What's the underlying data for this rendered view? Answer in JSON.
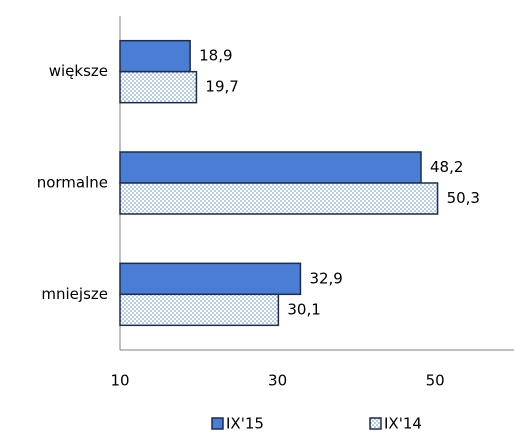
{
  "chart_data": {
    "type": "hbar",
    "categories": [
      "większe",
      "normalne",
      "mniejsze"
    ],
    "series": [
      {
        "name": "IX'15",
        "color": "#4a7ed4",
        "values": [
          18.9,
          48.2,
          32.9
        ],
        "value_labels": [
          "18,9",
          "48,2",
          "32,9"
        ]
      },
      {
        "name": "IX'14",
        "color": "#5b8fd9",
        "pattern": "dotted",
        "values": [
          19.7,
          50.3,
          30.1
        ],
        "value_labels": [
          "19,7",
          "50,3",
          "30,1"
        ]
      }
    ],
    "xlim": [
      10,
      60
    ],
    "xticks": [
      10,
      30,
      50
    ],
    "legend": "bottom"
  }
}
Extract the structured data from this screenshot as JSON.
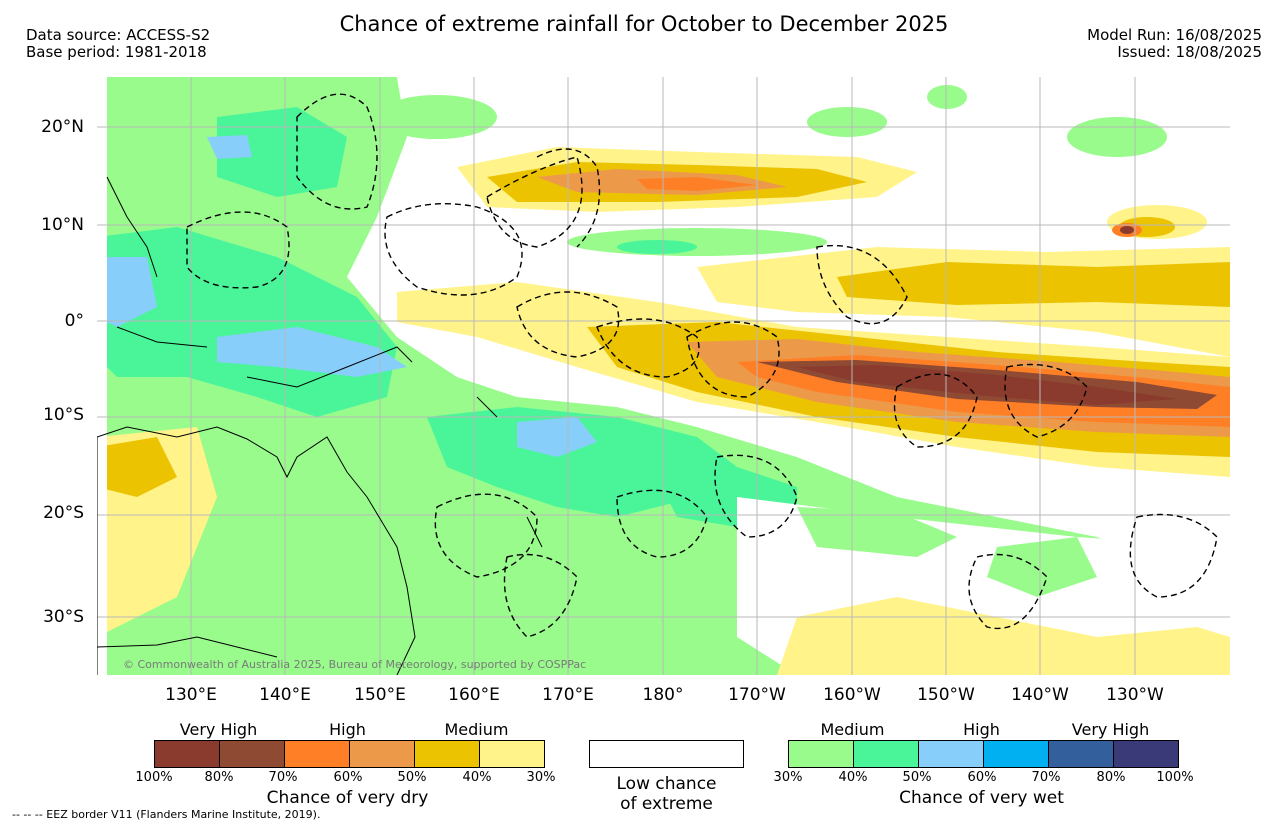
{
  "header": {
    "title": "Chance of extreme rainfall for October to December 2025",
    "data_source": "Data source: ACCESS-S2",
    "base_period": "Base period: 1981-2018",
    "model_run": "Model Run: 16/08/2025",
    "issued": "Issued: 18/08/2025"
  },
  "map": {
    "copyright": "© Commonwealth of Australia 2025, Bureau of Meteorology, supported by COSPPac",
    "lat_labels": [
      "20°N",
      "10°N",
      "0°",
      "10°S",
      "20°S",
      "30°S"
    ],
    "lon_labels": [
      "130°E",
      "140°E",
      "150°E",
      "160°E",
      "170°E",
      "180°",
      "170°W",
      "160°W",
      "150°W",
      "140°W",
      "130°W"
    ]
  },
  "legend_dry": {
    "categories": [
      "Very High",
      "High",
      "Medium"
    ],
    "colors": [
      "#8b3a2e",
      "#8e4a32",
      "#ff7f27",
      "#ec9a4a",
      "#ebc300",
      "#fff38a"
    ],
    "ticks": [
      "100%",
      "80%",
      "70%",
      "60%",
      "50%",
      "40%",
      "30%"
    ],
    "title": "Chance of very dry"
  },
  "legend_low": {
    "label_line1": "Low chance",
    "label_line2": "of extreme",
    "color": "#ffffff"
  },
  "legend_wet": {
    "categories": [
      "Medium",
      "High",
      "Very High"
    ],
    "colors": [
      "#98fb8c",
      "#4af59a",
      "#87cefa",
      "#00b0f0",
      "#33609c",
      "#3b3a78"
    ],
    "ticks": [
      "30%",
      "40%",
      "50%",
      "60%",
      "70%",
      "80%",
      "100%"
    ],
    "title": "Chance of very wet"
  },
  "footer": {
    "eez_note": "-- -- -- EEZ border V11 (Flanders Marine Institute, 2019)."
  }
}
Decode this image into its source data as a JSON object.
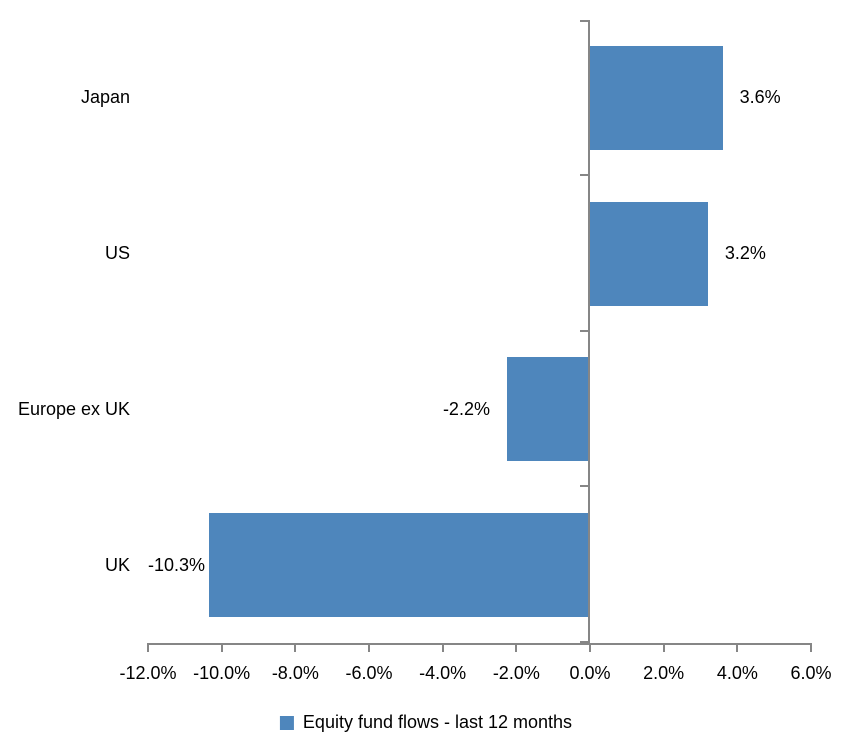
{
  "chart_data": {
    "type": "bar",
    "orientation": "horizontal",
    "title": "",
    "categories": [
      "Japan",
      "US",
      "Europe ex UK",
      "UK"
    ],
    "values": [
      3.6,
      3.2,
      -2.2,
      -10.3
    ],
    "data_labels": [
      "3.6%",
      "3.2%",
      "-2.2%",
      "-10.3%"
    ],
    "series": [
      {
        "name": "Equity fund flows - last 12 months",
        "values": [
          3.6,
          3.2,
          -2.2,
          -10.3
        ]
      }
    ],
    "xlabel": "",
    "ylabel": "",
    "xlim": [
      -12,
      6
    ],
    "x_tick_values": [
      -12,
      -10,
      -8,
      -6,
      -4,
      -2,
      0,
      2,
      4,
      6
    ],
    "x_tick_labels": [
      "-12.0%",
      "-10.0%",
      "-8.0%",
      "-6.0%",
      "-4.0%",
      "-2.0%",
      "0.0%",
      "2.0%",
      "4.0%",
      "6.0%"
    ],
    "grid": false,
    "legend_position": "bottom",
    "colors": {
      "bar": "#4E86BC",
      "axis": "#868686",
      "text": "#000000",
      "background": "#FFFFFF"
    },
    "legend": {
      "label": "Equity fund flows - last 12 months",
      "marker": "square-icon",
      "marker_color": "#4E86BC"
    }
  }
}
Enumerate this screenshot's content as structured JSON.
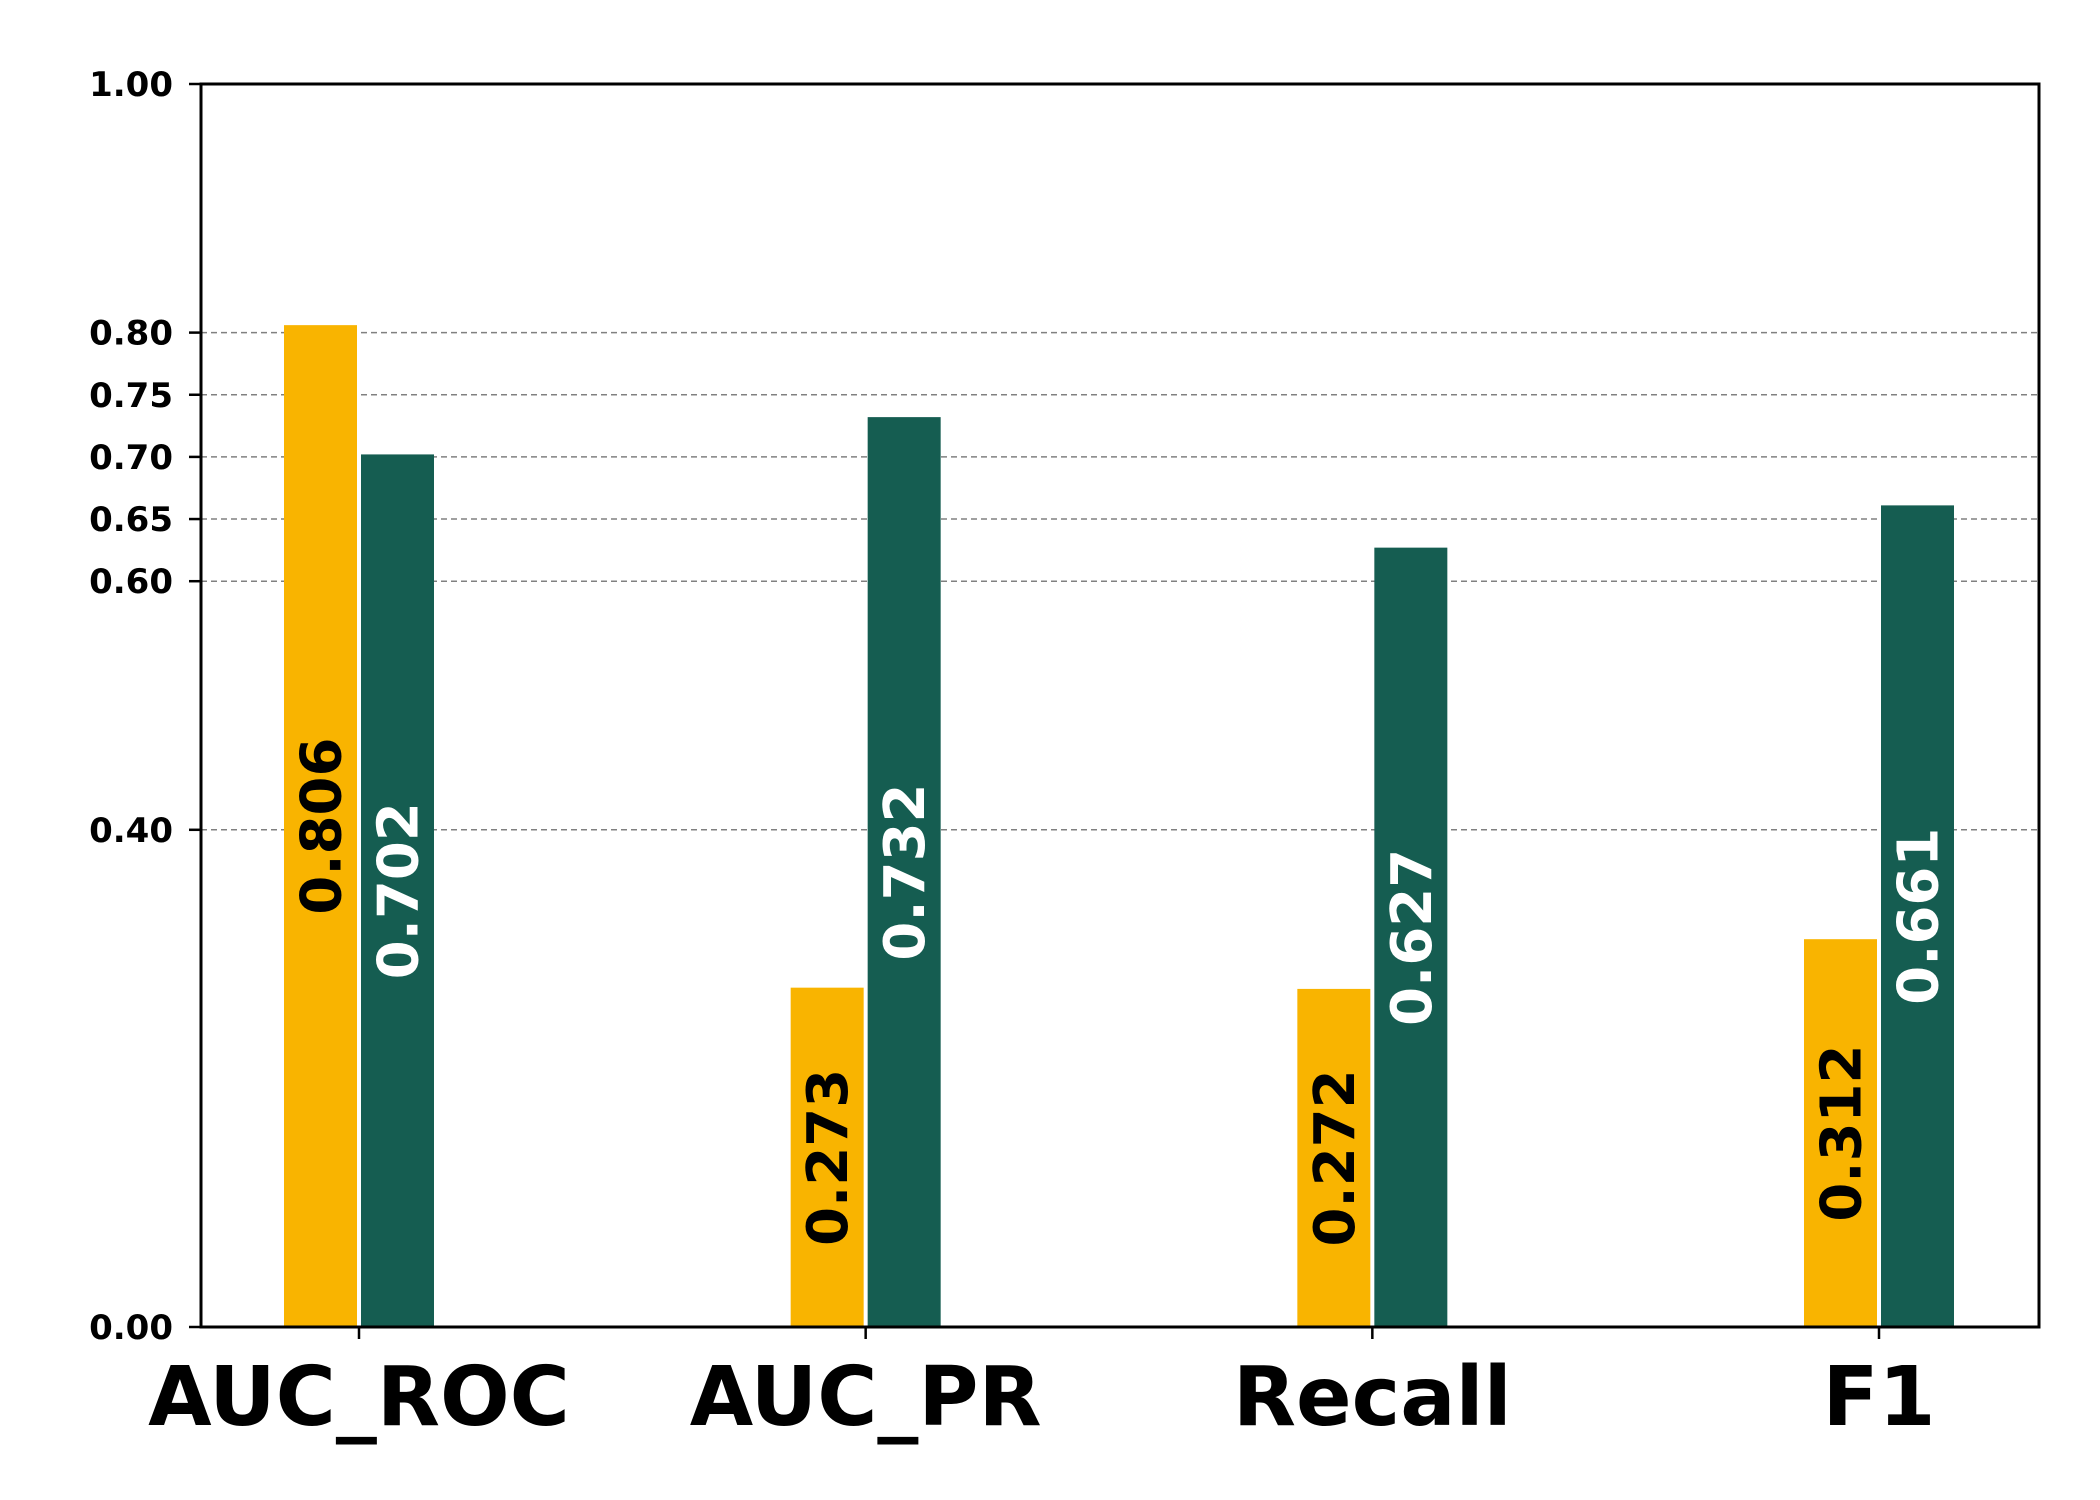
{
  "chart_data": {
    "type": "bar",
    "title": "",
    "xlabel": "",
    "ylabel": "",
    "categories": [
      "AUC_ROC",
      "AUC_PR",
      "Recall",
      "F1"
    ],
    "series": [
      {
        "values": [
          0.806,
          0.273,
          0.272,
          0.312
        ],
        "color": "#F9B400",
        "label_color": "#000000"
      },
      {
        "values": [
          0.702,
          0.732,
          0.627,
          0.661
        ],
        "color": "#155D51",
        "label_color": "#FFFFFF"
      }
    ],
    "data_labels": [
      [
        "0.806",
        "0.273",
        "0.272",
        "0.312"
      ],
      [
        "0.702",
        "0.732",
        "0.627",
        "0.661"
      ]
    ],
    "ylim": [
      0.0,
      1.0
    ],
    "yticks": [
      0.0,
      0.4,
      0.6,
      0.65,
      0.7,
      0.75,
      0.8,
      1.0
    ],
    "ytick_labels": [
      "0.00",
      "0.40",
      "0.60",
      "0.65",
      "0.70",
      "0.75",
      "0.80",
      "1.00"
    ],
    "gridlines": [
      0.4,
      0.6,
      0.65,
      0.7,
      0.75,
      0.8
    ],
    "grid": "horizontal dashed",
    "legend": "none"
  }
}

--- --- ---

▶ [EXERCISE TASK] Reproduce the full material exactly, excluding the pictures.

▶ [WRITTEN REPLY]
What's the underlying data for this rendered view? Answer in JSON.
{
  "chart_data": {
    "type": "hbar",
    "categories": [
      "większe",
      "normalne",
      "mniejsze"
    ],
    "series": [
      {
        "name": "IX'15",
        "color": "#4a7ed4",
        "values": [
          18.9,
          48.2,
          32.9
        ],
        "value_labels": [
          "18,9",
          "48,2",
          "32,9"
        ]
      },
      {
        "name": "IX'14",
        "color": "#5b8fd9",
        "pattern": "dotted",
        "values": [
          19.7,
          50.3,
          30.1
        ],
        "value_labels": [
          "19,7",
          "50,3",
          "30,1"
        ]
      }
    ],
    "xlim": [
      10,
      60
    ],
    "xticks": [
      10,
      30,
      50
    ],
    "legend": "bottom"
  }
}
Extract the structured data from this screenshot as JSON.
{
  "header": {
    "title": "Chance of extreme rainfall for October to December 2025",
    "data_source": "Data source: ACCESS-S2",
    "base_period": "Base period: 1981-2018",
    "model_run": "Model Run: 16/08/2025",
    "issued": "Issued: 18/08/2025"
  },
  "map": {
    "copyright": "© Commonwealth of Australia 2025, Bureau of Meteorology, supported by COSPPac",
    "lat_labels": [
      "20°N",
      "10°N",
      "0°",
      "10°S",
      "20°S",
      "30°S"
    ],
    "lon_labels": [
      "130°E",
      "140°E",
      "150°E",
      "160°E",
      "170°E",
      "180°",
      "170°W",
      "160°W",
      "150°W",
      "140°W",
      "130°W"
    ]
  },
  "legend_dry": {
    "categories": [
      "Very High",
      "High",
      "Medium"
    ],
    "colors": [
      "#8b3a2e",
      "#8e4a32",
      "#ff7f27",
      "#ec9a4a",
      "#ebc300",
      "#fff38a"
    ],
    "ticks": [
      "100%",
      "80%",
      "70%",
      "60%",
      "50%",
      "40%",
      "30%"
    ],
    "title": "Chance of very dry"
  },
  "legend_low": {
    "label_line1": "Low chance",
    "label_line2": "of extreme",
    "color": "#ffffff"
  },
  "legend_wet": {
    "categories": [
      "Medium",
      "High",
      "Very High"
    ],
    "colors": [
      "#98fb8c",
      "#4af59a",
      "#87cefa",
      "#00b0f0",
      "#33609c",
      "#3b3a78"
    ],
    "ticks": [
      "30%",
      "40%",
      "50%",
      "60%",
      "70%",
      "80%",
      "100%"
    ],
    "title": "Chance of very wet"
  },
  "footer": {
    "eez_note": "-- -- -- EEZ border V11 (Flanders Marine Institute, 2019)."
  }
}
Decode this image into its source data as a JSON object.
{
  "chart_data": {
    "type": "bar",
    "orientation": "horizontal",
    "title": "",
    "categories": [
      "Japan",
      "US",
      "Europe ex UK",
      "UK"
    ],
    "values": [
      3.6,
      3.2,
      -2.2,
      -10.3
    ],
    "data_labels": [
      "3.6%",
      "3.2%",
      "-2.2%",
      "-10.3%"
    ],
    "series": [
      {
        "name": "Equity fund flows - last 12 months",
        "values": [
          3.6,
          3.2,
          -2.2,
          -10.3
        ]
      }
    ],
    "xlabel": "",
    "ylabel": "",
    "xlim": [
      -12,
      6
    ],
    "x_tick_values": [
      -12,
      -10,
      -8,
      -6,
      -4,
      -2,
      0,
      2,
      4,
      6
    ],
    "x_tick_labels": [
      "-12.0%",
      "-10.0%",
      "-8.0%",
      "-6.0%",
      "-4.0%",
      "-2.0%",
      "0.0%",
      "2.0%",
      "4.0%",
      "6.0%"
    ],
    "grid": false,
    "legend_position": "bottom",
    "colors": {
      "bar": "#4E86BC",
      "axis": "#868686",
      "text": "#000000",
      "background": "#FFFFFF"
    },
    "legend": {
      "label": "Equity fund flows - last 12 months",
      "marker": "square-icon",
      "marker_color": "#4E86BC"
    }
  }
}
Enumerate this screenshot's content as structured JSON.
{
  "chart_data": {
    "type": "bar",
    "title": "",
    "xlabel": "",
    "ylabel": "",
    "categories": [
      "AUC_ROC",
      "AUC_PR",
      "Recall",
      "F1"
    ],
    "series": [
      {
        "values": [
          0.806,
          0.273,
          0.272,
          0.312
        ],
        "color": "#F9B400",
        "label_color": "#000000"
      },
      {
        "values": [
          0.702,
          0.732,
          0.627,
          0.661
        ],
        "color": "#155D51",
        "label_color": "#FFFFFF"
      }
    ],
    "data_labels": [
      [
        "0.806",
        "0.273",
        "0.272",
        "0.312"
      ],
      [
        "0.702",
        "0.732",
        "0.627",
        "0.661"
      ]
    ],
    "ylim": [
      0.0,
      1.0
    ],
    "yticks": [
      0.0,
      0.4,
      0.6,
      0.65,
      0.7,
      0.75,
      0.8,
      1.0
    ],
    "ytick_labels": [
      "0.00",
      "0.40",
      "0.60",
      "0.65",
      "0.70",
      "0.75",
      "0.80",
      "1.00"
    ],
    "gridlines": [
      0.4,
      0.6,
      0.65,
      0.7,
      0.75,
      0.8
    ],
    "grid": "horizontal dashed",
    "legend": "none"
  }
}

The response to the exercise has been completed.